ENUNCIADO - Vuelve a escribir íntegra y sin ningún cambio la entrevista a Enrique Bonete que figura a continuación.

TEXTO DE ORIGEN -
────────
El Instituto Universitario de Investigación en Filosofía Edith Stein de la Universidad Católica de Valencia (UCV) y la Sociedad de Filósofos Cristianos (SOFIC) celebraron recientemente un ciclo de conferencias sobre cuatro destacadas filósofas: María Zambrano, Adela Cortina, Elizabeth Anscombe y la propia Edith Stein. Uno de los participantes en el ciclo fue Enrique Bonete (Valencia, 1959), catedrático de Filosofía Moral de la Universidad de Salamanca (USAL), que analizó en su intervención el trasfondo cristiano de la ética de Cortina.

Además de impartir clase e investigar en la considerada como universidad más antigua de España, Bonete ha sido profesor visitante en centros universitarios de EE. UU., Canadá, Alemania o Dinamarca. Filósofo y autor prolífico de libros y ensayos, ha disertado sobre cuestiones tan diversas como el pensamiento político, el mal, la neuroética, el marxismo, o los conflictos éticos de los medios audiovisuales. Su última obra es muy distinta, sin embargo, a todo lo que ha escrito antes; no por las ideas que en ella expresa sino por la aparición de un nuevo protagonista: él mismo. El abrazo velado (BAC, 2022) constituye el testimonio cristiano de un filósofo, el relato intimista de lo que sucede en la vida de un hombre cuando descubre, sorprendido, que existe un salvador. También para los catedráticos.      

Don Enrique, ¿es usted un cristiano filósofo o un filósofo cristiano? ¿O el orden de los factores no altera el producto?

En mi caso te diría que lo primero fue ser cristiano, tener un encuentro personal con Cristo cuando era estudiante; lo narro precisamente en ese libro. Posteriormente me dediqué muy a fondo, dentro de mis limitadas capacidades, a la filosofía en el ámbito académico, sobre todo a la ética, enseñando en la Universidad de Salamanca e investigando sobre aquellas cuestiones que la vida misma ha ido suscitando en mi interior. Diría de mí mismo que soy un cristiano que, al profundizar en lo que nos “desvela” la revelación de Dios, me he sentido impulsado a repensar problemas morales y teóricos que la existencia humana nos plantea.
────────
Entradas de datos almacenadas
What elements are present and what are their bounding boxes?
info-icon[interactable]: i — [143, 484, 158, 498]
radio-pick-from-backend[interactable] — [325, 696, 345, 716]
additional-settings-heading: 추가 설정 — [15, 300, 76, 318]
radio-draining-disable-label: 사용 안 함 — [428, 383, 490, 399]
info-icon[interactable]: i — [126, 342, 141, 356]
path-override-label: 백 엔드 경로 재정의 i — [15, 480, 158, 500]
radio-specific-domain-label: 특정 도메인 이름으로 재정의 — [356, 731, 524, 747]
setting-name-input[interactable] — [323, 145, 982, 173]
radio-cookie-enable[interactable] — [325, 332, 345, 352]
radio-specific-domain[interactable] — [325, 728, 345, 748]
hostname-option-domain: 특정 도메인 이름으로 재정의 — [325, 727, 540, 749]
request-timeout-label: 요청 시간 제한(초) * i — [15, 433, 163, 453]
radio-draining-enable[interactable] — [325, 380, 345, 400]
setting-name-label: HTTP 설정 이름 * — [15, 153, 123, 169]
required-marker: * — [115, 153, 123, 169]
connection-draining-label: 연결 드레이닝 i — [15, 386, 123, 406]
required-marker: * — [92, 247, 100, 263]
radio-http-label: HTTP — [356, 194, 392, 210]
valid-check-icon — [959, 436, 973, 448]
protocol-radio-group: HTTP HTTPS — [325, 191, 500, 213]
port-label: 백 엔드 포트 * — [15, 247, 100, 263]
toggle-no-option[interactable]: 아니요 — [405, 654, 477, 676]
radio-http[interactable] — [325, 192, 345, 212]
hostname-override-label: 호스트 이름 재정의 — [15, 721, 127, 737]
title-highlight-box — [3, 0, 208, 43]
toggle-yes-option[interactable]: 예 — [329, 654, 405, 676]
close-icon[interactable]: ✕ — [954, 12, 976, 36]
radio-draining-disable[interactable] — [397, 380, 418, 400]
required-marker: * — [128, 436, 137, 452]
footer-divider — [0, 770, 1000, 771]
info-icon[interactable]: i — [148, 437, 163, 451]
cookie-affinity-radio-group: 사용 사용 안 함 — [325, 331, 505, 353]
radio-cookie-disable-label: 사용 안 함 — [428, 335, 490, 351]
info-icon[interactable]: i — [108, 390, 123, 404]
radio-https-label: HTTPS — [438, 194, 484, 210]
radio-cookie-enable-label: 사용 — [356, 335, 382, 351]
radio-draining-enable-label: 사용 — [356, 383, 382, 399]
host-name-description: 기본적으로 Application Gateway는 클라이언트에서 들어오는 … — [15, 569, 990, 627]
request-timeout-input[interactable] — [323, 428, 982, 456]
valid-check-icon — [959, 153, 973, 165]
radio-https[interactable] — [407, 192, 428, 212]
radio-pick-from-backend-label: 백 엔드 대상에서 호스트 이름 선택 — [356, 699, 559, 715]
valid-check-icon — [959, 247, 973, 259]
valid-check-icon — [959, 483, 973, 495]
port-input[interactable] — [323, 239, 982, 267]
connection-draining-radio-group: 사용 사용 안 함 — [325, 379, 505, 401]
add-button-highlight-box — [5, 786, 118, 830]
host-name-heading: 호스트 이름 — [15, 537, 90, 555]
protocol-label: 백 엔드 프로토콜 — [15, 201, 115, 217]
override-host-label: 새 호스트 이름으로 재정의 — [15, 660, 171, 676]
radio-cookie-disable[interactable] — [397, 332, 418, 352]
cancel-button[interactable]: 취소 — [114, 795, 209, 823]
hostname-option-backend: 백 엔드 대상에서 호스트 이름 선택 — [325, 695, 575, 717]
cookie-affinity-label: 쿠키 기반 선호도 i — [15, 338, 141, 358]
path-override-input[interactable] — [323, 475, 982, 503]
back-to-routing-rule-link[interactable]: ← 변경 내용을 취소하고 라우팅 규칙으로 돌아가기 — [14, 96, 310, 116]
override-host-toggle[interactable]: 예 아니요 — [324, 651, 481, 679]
────────
RESPUESTA -
El Instituto Universitario de Investigación en Filosofía Edith Stein de la Universidad Católica de Valencia (UCV) y la Sociedad de Filósofos Cristianos (SOFIC) celebraron recientemente un ciclo de conferencias sobre cuatro destacadas filósofas: María Zambrano, Adela Cortina, Elizabeth Anscombe y la propia Edith Stein. Uno de los participantes en el ciclo fue Enrique Bonete (Valencia, 1959), catedrático de Filosofía Moral de la Universidad de Salamanca (USAL), que analizó en su intervención el trasfondo cristiano de la ética de Cortina.

Además de impartir clase e investigar en la considerada como universidad más antigua de España, Bonete ha sido profesor visitante en centros universitarios de EE. UU., Canadá, Alemania o Dinamarca. Filósofo y autor prolífico de libros y ensayos, ha disertado sobre cuestiones tan diversas como el pensamiento político, el mal, la neuroética, el marxismo, o los conflictos éticos de los medios audiovisuales. Su última obra es muy distinta, sin embargo, a todo lo que ha escrito antes; no por las ideas que en ella expresa sino por la aparición de un nuevo protagonista: él mismo. El abrazo velado (BAC, 2022) constituye el testimonio cristiano de un filósofo, el relato intimista de lo que sucede en la vida de un hombre cuando descubre, sorprendido, que existe un salvador. También para los catedráticos.      

Don Enrique, ¿es usted un cristiano filósofo o un filósofo cristiano? ¿O el orden de los factores no altera el producto?

En mi caso te diría que lo primero fue ser cristiano, tener un encuentro personal con Cristo cuando era estudiante; lo narro precisamente en ese libro. Posteriormente me dediqué muy a fondo, dentro de mis limitadas capacidades, a la filosofía en el ámbito académico, sobre todo a la ética, enseñando en la Universidad de Salamanca e investigando sobre aquellas cuestiones que la vida misma ha ido suscitando en mi interior. Diría de mí mismo que soy un cristiano que, al profundizar en lo que nos “desvela” la revelación de Dios, me he sentido impulsado a repensar problemas morales y teóricos que la existencia humana nos plantea.